▶ _What to work on_: Extract the whole listing as it stands. Do not include the pictures.

Structured figure records
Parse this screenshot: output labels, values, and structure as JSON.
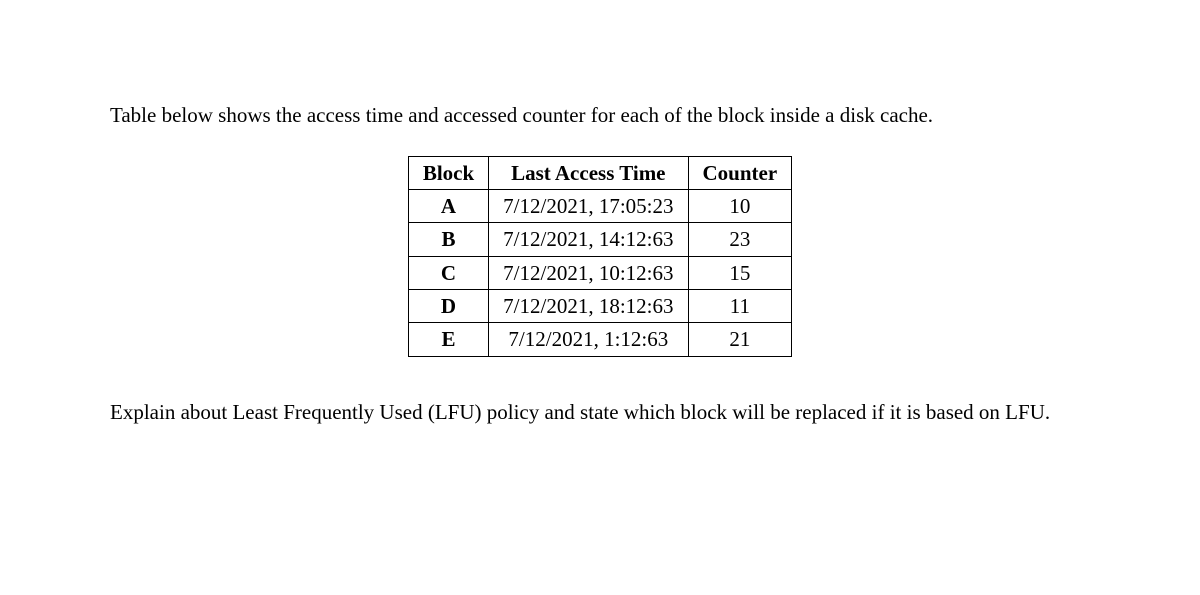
{
  "intro": "Table below shows the access time and accessed counter for each of the block inside a disk cache.",
  "table": {
    "type": "table",
    "columns": [
      "Block",
      "Last Access Time",
      "Counter"
    ],
    "rows": [
      [
        "A",
        "7/12/2021, 17:05:23",
        "10"
      ],
      [
        "B",
        "7/12/2021, 14:12:63",
        "23"
      ],
      [
        "C",
        "7/12/2021, 10:12:63",
        "15"
      ],
      [
        "D",
        "7/12/2021, 18:12:63",
        "11"
      ],
      [
        "E",
        "7/12/2021, 1:12:63",
        "21"
      ]
    ],
    "border_color": "#000000",
    "background_color": "#ffffff",
    "text_color": "#000000",
    "font_family": "Times New Roman",
    "font_size_pt": 16,
    "header_font_weight": "bold",
    "block_column_font_weight": "bold",
    "cell_alignment": "center"
  },
  "conclusion": "Explain about Least Frequently Used (LFU) policy and state which block will be replaced if it is based on LFU."
}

▶ _Solution for this task_:
Parse this screenshot: output labels, values, and structure as JSON.
{
  "intro": "Table below shows the access time and accessed counter for each of the block inside a disk cache.",
  "table": {
    "type": "table",
    "columns": [
      "Block",
      "Last Access Time",
      "Counter"
    ],
    "rows": [
      [
        "A",
        "7/12/2021, 17:05:23",
        "10"
      ],
      [
        "B",
        "7/12/2021, 14:12:63",
        "23"
      ],
      [
        "C",
        "7/12/2021, 10:12:63",
        "15"
      ],
      [
        "D",
        "7/12/2021, 18:12:63",
        "11"
      ],
      [
        "E",
        "7/12/2021, 1:12:63",
        "21"
      ]
    ],
    "border_color": "#000000",
    "background_color": "#ffffff",
    "text_color": "#000000",
    "font_family": "Times New Roman",
    "font_size_pt": 16,
    "header_font_weight": "bold",
    "block_column_font_weight": "bold",
    "cell_alignment": "center"
  },
  "conclusion": "Explain about Least Frequently Used (LFU) policy and state which block will be replaced if it is based on LFU."
}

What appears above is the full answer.